▶ [TASK GOAL] Output every entry exactly, from the first line to the last.

══ INFORMATION SUPPLIED ══

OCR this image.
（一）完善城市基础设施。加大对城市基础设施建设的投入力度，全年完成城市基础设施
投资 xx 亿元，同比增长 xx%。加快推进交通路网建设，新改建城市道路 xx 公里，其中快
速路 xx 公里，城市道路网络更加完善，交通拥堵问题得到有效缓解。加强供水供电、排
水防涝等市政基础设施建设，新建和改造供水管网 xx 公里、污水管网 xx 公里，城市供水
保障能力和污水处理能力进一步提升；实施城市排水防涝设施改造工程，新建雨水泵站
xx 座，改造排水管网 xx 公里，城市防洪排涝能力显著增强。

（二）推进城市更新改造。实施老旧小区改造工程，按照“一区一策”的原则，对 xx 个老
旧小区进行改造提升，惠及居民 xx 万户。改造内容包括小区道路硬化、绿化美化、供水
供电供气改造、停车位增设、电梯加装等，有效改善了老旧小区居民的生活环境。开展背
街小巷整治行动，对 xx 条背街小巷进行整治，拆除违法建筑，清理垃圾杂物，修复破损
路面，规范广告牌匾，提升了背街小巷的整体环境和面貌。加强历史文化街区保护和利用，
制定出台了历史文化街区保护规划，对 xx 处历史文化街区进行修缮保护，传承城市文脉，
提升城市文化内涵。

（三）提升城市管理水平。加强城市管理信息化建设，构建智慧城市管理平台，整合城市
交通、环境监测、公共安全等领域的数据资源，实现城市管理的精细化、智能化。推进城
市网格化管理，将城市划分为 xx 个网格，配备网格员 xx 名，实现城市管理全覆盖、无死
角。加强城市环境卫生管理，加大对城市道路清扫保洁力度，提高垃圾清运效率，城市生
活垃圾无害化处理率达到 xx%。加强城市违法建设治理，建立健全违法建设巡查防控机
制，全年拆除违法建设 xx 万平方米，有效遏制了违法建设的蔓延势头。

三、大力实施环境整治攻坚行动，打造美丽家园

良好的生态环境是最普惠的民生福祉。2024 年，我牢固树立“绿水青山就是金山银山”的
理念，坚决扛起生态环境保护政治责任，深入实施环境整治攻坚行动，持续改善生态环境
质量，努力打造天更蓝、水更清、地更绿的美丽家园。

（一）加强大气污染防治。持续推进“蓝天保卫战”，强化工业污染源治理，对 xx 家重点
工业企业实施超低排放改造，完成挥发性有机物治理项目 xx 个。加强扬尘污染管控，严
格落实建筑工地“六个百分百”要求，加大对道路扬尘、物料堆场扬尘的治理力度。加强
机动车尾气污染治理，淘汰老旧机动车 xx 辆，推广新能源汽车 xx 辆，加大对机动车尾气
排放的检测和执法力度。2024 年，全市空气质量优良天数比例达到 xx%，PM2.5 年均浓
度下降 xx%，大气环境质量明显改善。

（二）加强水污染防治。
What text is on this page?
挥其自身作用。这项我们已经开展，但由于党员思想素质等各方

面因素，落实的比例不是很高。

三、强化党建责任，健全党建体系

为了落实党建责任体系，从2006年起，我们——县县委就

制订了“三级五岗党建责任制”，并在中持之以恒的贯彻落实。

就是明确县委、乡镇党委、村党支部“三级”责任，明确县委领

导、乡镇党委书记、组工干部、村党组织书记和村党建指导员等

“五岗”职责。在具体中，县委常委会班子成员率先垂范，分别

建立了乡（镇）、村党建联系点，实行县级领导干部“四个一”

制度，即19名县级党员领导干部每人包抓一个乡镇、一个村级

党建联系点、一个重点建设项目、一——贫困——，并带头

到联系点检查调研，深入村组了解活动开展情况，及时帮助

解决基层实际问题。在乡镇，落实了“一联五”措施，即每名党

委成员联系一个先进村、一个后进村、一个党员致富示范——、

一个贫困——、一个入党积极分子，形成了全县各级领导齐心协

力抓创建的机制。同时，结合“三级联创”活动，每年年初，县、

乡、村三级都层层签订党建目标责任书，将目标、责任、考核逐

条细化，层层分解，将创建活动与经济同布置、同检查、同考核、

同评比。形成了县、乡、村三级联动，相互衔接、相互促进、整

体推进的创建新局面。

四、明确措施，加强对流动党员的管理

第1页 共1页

═══

▶ [OUTPUT FOR THIS TASK]
OCR this image.
（一）完善城市基础设施。加大对城市基础设施建设的投入力度，全年完成城市基础设施
投资 xx 亿元，同比增长 xx%。加快推进交通路网建设，新改建城市道路 xx 公里，其中快
速路 xx 公里，城市道路网络更加完善，交通拥堵问题得到有效缓解。加强供水供电、排
水防涝等市政基础设施建设，新建和改造供水管网 xx 公里、污水管网 xx 公里，城市供水
保障能力和污水处理能力进一步提升；实施城市排水防涝设施改造工程，新建雨水泵站
xx 座，改造排水管网 xx 公里，城市防洪排涝能力显著增强。

（二）推进城市更新改造。实施老旧小区改造工程，按照“一区一策”的原则，对 xx 个老
旧小区进行改造提升，惠及居民 xx 万户。改造内容包括小区道路硬化、绿化美化、供水
供电供气改造、停车位增设、电梯加装等，有效改善了老旧小区居民的生活环境。开展背
街小巷整治行动，对 xx 条背街小巷进行整治，拆除违法建筑，清理垃圾杂物，修复破损
路面，规范广告牌匾，提升了背街小巷的整体环境和面貌。加强历史文化街区保护和利用，
制定出台了历史文化街区保护规划，对 xx 处历史文化街区进行修缮保护，传承城市文脉，
提升城市文化内涵。

（三）提升城市管理水平。加强城市管理信息化建设，构建智慧城市管理平台，整合城市
交通、环境监测、公共安全等领域的数据资源，实现城市管理的精细化、智能化。推进城
市网格化管理，将城市划分为 xx 个网格，配备网格员 xx 名，实现城市管理全覆盖、无死
角。加强城市环境卫生管理，加大对城市道路清扫保洁力度，提高垃圾清运效率，城市生
活垃圾无害化处理率达到 xx%。加强城市违法建设治理，建立健全违法建设巡查防控机
制，全年拆除违法建设 xx 万平方米，有效遏制了违法建设的蔓延势头。

三、大力实施环境整治攻坚行动，打造美丽家园

良好的生态环境是最普惠的民生福祉。2024 年，我牢固树立“绿水青山就是金山银山”的
理念，坚决扛起生态环境保护政治责任，深入实施环境整治攻坚行动，持续改善生态环境
质量，努力打造天更蓝、水更清、地更绿的美丽家园。

（一）加强大气污染防治。持续推进“蓝天保卫战”，强化工业污染源治理，对 xx 家重点
工业企业实施超低排放改造，完成挥发性有机物治理项目 xx 个。加强扬尘污染管控，严
格落实建筑工地“六个百分百”要求，加大对道路扬尘、物料堆场扬尘的治理力度。加强
机动车尾气污染治理，淘汰老旧机动车 xx 辆，推广新能源汽车 xx 辆，加大对机动车尾气
排放的检测和执法力度。2024 年，全市空气质量优良天数比例达到 xx%，PM2.5 年均浓
度下降 xx%，大气环境质量明显改善。

（二）加强水污染防治。
What text is on this page?
挥其自身作用。这项我们已经开展，但由于党员思想素质等各方

面因素，落实的比例不是很高。

三、强化党建责任，健全党建体系

为了落实党建责任体系，从2006年起，我们——县县委就

制订了“三级五岗党建责任制”，并在中持之以恒的贯彻落实。

就是明确县委、乡镇党委、村党支部“三级”责任，明确县委领

导、乡镇党委书记、组工干部、村党组织书记和村党建指导员等

“五岗”职责。在具体中，县委常委会班子成员率先垂范，分别

建立了乡（镇）、村党建联系点，实行县级领导干部“四个一”

制度，即19名县级党员领导干部每人包抓一个乡镇、一个村级

党建联系点、一个重点建设项目、一——贫困——，并带头

到联系点检查调研，深入村组了解活动开展情况，及时帮助

解决基层实际问题。在乡镇，落实了“一联五”措施，即每名党

委成员联系一个先进村、一个后进村、一个党员致富示范——、

一个贫困——、一个入党积极分子，形成了全县各级领导齐心协

力抓创建的机制。同时，结合“三级联创”活动，每年年初，县、

乡、村三级都层层签订党建目标责任书，将目标、责任、考核逐

条细化，层层分解，将创建活动与经济同布置、同检查、同考核、

同评比。形成了县、乡、村三级联动，相互衔接、相互促进、整

体推进的创建新局面。

四、明确措施，加强对流动党员的管理

第1页 共1页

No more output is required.